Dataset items
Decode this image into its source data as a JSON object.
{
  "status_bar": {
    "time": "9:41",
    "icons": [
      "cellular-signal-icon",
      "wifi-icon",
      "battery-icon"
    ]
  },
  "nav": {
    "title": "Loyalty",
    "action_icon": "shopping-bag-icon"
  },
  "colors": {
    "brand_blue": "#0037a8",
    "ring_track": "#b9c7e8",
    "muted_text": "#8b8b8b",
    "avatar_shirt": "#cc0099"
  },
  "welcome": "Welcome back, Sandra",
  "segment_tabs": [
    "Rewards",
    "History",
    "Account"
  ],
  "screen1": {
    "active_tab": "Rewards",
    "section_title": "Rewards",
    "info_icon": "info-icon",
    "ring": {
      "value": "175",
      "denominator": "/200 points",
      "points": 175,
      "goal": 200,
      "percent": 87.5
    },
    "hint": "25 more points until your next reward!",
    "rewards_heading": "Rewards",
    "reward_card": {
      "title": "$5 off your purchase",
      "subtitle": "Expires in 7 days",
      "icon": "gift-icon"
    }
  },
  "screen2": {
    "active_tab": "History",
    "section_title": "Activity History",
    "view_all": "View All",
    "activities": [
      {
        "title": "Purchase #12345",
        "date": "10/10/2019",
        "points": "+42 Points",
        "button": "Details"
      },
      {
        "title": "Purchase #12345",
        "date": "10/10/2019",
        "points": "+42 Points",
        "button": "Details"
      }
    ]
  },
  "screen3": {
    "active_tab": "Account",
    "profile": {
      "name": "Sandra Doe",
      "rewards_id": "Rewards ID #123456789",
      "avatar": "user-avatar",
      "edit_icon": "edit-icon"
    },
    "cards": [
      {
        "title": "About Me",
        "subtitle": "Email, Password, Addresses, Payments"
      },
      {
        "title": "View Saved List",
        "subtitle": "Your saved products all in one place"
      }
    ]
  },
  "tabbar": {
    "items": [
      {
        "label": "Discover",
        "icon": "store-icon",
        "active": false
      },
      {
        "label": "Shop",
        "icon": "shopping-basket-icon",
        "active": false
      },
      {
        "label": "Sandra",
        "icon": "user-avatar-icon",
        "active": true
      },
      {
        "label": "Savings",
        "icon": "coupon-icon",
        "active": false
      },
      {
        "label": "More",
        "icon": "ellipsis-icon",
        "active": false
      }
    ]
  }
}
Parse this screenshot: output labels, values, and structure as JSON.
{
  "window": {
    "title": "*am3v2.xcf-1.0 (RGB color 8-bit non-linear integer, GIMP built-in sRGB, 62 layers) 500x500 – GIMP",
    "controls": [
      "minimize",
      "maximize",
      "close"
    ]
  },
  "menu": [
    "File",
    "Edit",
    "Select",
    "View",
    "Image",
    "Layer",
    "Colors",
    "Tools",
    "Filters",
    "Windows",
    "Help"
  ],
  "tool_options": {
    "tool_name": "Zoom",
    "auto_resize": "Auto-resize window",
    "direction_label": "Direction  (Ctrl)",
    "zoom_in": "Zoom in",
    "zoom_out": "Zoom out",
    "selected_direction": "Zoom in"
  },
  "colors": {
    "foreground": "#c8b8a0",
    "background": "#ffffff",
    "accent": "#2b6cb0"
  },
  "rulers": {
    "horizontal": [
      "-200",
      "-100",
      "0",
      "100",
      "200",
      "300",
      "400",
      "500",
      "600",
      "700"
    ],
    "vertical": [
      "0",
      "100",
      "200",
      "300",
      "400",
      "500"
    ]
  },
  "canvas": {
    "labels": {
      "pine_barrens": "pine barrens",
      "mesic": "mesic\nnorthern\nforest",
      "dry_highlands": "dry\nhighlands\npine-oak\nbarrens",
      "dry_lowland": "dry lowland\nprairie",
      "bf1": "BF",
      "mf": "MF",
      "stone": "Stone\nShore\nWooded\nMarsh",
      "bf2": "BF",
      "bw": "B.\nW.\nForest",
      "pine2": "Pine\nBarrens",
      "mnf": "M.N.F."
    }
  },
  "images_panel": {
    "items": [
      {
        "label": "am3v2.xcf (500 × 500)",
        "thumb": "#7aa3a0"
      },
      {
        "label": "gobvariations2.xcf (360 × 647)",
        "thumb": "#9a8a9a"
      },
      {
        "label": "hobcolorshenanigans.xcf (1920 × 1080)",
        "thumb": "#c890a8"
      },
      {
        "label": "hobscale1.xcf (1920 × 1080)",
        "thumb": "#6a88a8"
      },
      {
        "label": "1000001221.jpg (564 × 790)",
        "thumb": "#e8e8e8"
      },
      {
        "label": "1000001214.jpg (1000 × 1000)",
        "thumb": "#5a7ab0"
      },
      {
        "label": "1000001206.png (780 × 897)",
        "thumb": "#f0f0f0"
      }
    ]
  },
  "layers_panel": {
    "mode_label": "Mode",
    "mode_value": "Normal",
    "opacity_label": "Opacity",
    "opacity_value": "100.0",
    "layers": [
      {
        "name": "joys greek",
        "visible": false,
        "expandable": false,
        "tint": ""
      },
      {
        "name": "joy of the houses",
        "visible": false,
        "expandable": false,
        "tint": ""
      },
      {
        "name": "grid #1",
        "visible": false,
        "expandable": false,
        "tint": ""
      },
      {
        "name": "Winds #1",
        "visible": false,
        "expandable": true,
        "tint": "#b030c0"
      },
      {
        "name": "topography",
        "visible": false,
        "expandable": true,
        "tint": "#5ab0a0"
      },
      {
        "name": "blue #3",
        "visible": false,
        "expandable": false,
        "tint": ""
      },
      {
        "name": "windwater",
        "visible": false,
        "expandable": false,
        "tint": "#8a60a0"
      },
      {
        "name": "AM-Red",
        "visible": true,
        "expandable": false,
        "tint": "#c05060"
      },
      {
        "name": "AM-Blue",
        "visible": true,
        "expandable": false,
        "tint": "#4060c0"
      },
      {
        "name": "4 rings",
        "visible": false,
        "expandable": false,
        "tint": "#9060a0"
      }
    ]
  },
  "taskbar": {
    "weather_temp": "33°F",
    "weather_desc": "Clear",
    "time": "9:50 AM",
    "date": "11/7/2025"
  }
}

> _Challenge_:
Each record must be repeated exactly as it is.

> _Written response_:
Decode this image into its source data as a JSON object.
{
  "status_bar": {
    "time": "9:41",
    "icons": [
      "cellular-signal-icon",
      "wifi-icon",
      "battery-icon"
    ]
  },
  "nav": {
    "title": "Loyalty",
    "action_icon": "shopping-bag-icon"
  },
  "colors": {
    "brand_blue": "#0037a8",
    "ring_track": "#b9c7e8",
    "muted_text": "#8b8b8b",
    "avatar_shirt": "#cc0099"
  },
  "welcome": "Welcome back, Sandra",
  "segment_tabs": [
    "Rewards",
    "History",
    "Account"
  ],
  "screen1": {
    "active_tab": "Rewards",
    "section_title": "Rewards",
    "info_icon": "info-icon",
    "ring": {
      "value": "175",
      "denominator": "/200 points",
      "points": 175,
      "goal": 200,
      "percent": 87.5
    },
    "hint": "25 more points until your next reward!",
    "rewards_heading": "Rewards",
    "reward_card": {
      "title": "$5 off your purchase",
      "subtitle": "Expires in 7 days",
      "icon": "gift-icon"
    }
  },
  "screen2": {
    "active_tab": "History",
    "section_title": "Activity History",
    "view_all": "View All",
    "activities": [
      {
        "title": "Purchase #12345",
        "date": "10/10/2019",
        "points": "+42 Points",
        "button": "Details"
      },
      {
        "title": "Purchase #12345",
        "date": "10/10/2019",
        "points": "+42 Points",
        "button": "Details"
      }
    ]
  },
  "screen3": {
    "active_tab": "Account",
    "profile": {
      "name": "Sandra Doe",
      "rewards_id": "Rewards ID #123456789",
      "avatar": "user-avatar",
      "edit_icon": "edit-icon"
    },
    "cards": [
      {
        "title": "About Me",
        "subtitle": "Email, Password, Addresses, Payments"
      },
      {
        "title": "View Saved List",
        "subtitle": "Your saved products all in one place"
      }
    ]
  },
  "tabbar": {
    "items": [
      {
        "label": "Discover",
        "icon": "store-icon",
        "active": false
      },
      {
        "label": "Shop",
        "icon": "shopping-basket-icon",
        "active": false
      },
      {
        "label": "Sandra",
        "icon": "user-avatar-icon",
        "active": true
      },
      {
        "label": "Savings",
        "icon": "coupon-icon",
        "active": false
      },
      {
        "label": "More",
        "icon": "ellipsis-icon",
        "active": false
      }
    ]
  }
}
Parse this screenshot: output labels, values, and structure as JSON.
{
  "window": {
    "title": "*am3v2.xcf-1.0 (RGB color 8-bit non-linear integer, GIMP built-in sRGB, 62 layers) 500x500 – GIMP",
    "controls": [
      "minimize",
      "maximize",
      "close"
    ]
  },
  "menu": [
    "File",
    "Edit",
    "Select",
    "View",
    "Image",
    "Layer",
    "Colors",
    "Tools",
    "Filters",
    "Windows",
    "Help"
  ],
  "tool_options": {
    "tool_name": "Zoom",
    "auto_resize": "Auto-resize window",
    "direction_label": "Direction  (Ctrl)",
    "zoom_in": "Zoom in",
    "zoom_out": "Zoom out",
    "selected_direction": "Zoom in"
  },
  "colors": {
    "foreground": "#c8b8a0",
    "background": "#ffffff",
    "accent": "#2b6cb0"
  },
  "rulers": {
    "horizontal": [
      "-200",
      "-100",
      "0",
      "100",
      "200",
      "300",
      "400",
      "500",
      "600",
      "700"
    ],
    "vertical": [
      "0",
      "100",
      "200",
      "300",
      "400",
      "500"
    ]
  },
  "canvas": {
    "labels": {
      "pine_barrens": "pine barrens",
      "mesic": "mesic\nnorthern\nforest",
      "dry_highlands": "dry\nhighlands\npine-oak\nbarrens",
      "dry_lowland": "dry lowland\nprairie",
      "bf1": "BF",
      "mf": "MF",
      "stone": "Stone\nShore\nWooded\nMarsh",
      "bf2": "BF",
      "bw": "B.\nW.\nForest",
      "pine2": "Pine\nBarrens",
      "mnf": "M.N.F."
    }
  },
  "images_panel": {
    "items": [
      {
        "label": "am3v2.xcf (500 × 500)",
        "thumb": "#7aa3a0"
      },
      {
        "label": "gobvariations2.xcf (360 × 647)",
        "thumb": "#9a8a9a"
      },
      {
        "label": "hobcolorshenanigans.xcf (1920 × 1080)",
        "thumb": "#c890a8"
      },
      {
        "label": "hobscale1.xcf (1920 × 1080)",
        "thumb": "#6a88a8"
      },
      {
        "label": "1000001221.jpg (564 × 790)",
        "thumb": "#e8e8e8"
      },
      {
        "label": "1000001214.jpg (1000 × 1000)",
        "thumb": "#5a7ab0"
      },
      {
        "label": "1000001206.png (780 × 897)",
        "thumb": "#f0f0f0"
      }
    ]
  },
  "layers_panel": {
    "mode_label": "Mode",
    "mode_value": "Normal",
    "opacity_label": "Opacity",
    "opacity_value": "100.0",
    "layers": [
      {
        "name": "joys greek",
        "visible": false,
        "expandable": false,
        "tint": ""
      },
      {
        "name": "joy of the houses",
        "visible": false,
        "expandable": false,
        "tint": ""
      },
      {
        "name": "grid #1",
        "visible": false,
        "expandable": false,
        "tint": ""
      },
      {
        "name": "Winds #1",
        "visible": false,
        "expandable": true,
        "tint": "#b030c0"
      },
      {
        "name": "topography",
        "visible": false,
        "expandable": true,
        "tint": "#5ab0a0"
      },
      {
        "name": "blue #3",
        "visible": false,
        "expandable": false,
        "tint": ""
      },
      {
        "name": "windwater",
        "visible": false,
        "expandable": false,
        "tint": "#8a60a0"
      },
      {
        "name": "AM-Red",
        "visible": true,
        "expandable": false,
        "tint": "#c05060"
      },
      {
        "name": "AM-Blue",
        "visible": true,
        "expandable": false,
        "tint": "#4060c0"
      },
      {
        "name": "4 rings",
        "visible": false,
        "expandable": false,
        "tint": "#9060a0"
      }
    ]
  },
  "taskbar": {
    "weather_temp": "33°F",
    "weather_desc": "Clear",
    "time": "9:50 AM",
    "date": "11/7/2025"
  }
}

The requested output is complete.